• [Task details]:
All of the data must be printed exactly; please include every line.

— BEGIN The records —

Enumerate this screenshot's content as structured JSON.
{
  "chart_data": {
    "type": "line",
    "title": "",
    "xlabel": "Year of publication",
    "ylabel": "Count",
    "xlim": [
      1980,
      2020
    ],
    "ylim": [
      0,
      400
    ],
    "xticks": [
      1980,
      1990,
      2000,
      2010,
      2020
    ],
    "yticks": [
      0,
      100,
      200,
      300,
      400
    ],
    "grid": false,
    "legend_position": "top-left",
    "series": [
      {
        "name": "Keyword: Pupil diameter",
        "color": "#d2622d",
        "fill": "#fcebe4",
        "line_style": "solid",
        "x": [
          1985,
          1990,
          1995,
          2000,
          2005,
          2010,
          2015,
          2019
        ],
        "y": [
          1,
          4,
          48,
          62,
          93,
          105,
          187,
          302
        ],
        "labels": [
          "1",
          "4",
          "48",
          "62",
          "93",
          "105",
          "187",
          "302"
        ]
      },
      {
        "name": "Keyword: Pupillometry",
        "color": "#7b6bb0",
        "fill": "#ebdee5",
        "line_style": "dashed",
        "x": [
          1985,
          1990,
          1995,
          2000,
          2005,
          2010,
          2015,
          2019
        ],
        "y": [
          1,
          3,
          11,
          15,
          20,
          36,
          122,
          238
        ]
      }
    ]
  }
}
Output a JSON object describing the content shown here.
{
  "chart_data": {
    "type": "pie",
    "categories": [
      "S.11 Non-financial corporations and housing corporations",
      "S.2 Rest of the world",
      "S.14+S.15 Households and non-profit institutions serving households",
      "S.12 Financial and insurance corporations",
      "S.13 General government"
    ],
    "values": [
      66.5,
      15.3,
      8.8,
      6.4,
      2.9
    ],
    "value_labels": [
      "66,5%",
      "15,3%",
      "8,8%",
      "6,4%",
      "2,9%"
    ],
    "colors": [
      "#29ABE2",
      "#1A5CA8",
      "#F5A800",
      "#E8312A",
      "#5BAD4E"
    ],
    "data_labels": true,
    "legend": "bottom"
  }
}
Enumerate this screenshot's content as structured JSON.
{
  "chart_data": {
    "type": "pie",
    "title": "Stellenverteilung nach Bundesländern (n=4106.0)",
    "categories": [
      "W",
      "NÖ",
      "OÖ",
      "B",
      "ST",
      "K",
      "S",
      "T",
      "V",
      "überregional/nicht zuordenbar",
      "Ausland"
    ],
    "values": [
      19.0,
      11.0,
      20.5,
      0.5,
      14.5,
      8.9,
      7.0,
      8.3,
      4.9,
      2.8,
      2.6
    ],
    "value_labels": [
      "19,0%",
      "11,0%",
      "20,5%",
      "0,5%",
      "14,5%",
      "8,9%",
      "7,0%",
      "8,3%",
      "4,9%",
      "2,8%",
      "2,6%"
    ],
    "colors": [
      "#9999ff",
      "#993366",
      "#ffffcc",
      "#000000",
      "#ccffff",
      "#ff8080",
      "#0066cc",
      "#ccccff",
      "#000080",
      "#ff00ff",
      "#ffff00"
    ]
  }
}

— END The records —

• [Answer to this task]:
Enumerate this screenshot's content as structured JSON.
{
  "chart_data": {
    "type": "line",
    "title": "",
    "xlabel": "Year of publication",
    "ylabel": "Count",
    "xlim": [
      1980,
      2020
    ],
    "ylim": [
      0,
      400
    ],
    "xticks": [
      1980,
      1990,
      2000,
      2010,
      2020
    ],
    "yticks": [
      0,
      100,
      200,
      300,
      400
    ],
    "grid": false,
    "legend_position": "top-left",
    "series": [
      {
        "name": "Keyword: Pupil diameter",
        "color": "#d2622d",
        "fill": "#fcebe4",
        "line_style": "solid",
        "x": [
          1985,
          1990,
          1995,
          2000,
          2005,
          2010,
          2015,
          2019
        ],
        "y": [
          1,
          4,
          48,
          62,
          93,
          105,
          187,
          302
        ],
        "labels": [
          "1",
          "4",
          "48",
          "62",
          "93",
          "105",
          "187",
          "302"
        ]
      },
      {
        "name": "Keyword: Pupillometry",
        "color": "#7b6bb0",
        "fill": "#ebdee5",
        "line_style": "dashed",
        "x": [
          1985,
          1990,
          1995,
          2000,
          2005,
          2010,
          2015,
          2019
        ],
        "y": [
          1,
          3,
          11,
          15,
          20,
          36,
          122,
          238
        ]
      }
    ]
  }
}
Output a JSON object describing the content shown here.
{
  "chart_data": {
    "type": "pie",
    "categories": [
      "S.11 Non-financial corporations and housing corporations",
      "S.2 Rest of the world",
      "S.14+S.15 Households and non-profit institutions serving households",
      "S.12 Financial and insurance corporations",
      "S.13 General government"
    ],
    "values": [
      66.5,
      15.3,
      8.8,
      6.4,
      2.9
    ],
    "value_labels": [
      "66,5%",
      "15,3%",
      "8,8%",
      "6,4%",
      "2,9%"
    ],
    "colors": [
      "#29ABE2",
      "#1A5CA8",
      "#F5A800",
      "#E8312A",
      "#5BAD4E"
    ],
    "data_labels": true,
    "legend": "bottom"
  }
}
Enumerate this screenshot's content as structured JSON.
{
  "chart_data": {
    "type": "pie",
    "title": "Stellenverteilung nach Bundesländern (n=4106.0)",
    "categories": [
      "W",
      "NÖ",
      "OÖ",
      "B",
      "ST",
      "K",
      "S",
      "T",
      "V",
      "überregional/nicht zuordenbar",
      "Ausland"
    ],
    "values": [
      19.0,
      11.0,
      20.5,
      0.5,
      14.5,
      8.9,
      7.0,
      8.3,
      4.9,
      2.8,
      2.6
    ],
    "value_labels": [
      "19,0%",
      "11,0%",
      "20,5%",
      "0,5%",
      "14,5%",
      "8,9%",
      "7,0%",
      "8,3%",
      "4,9%",
      "2,8%",
      "2,6%"
    ],
    "colors": [
      "#9999ff",
      "#993366",
      "#ffffcc",
      "#000000",
      "#ccffff",
      "#ff8080",
      "#0066cc",
      "#ccccff",
      "#000080",
      "#ff00ff",
      "#ffff00"
    ]
  }
}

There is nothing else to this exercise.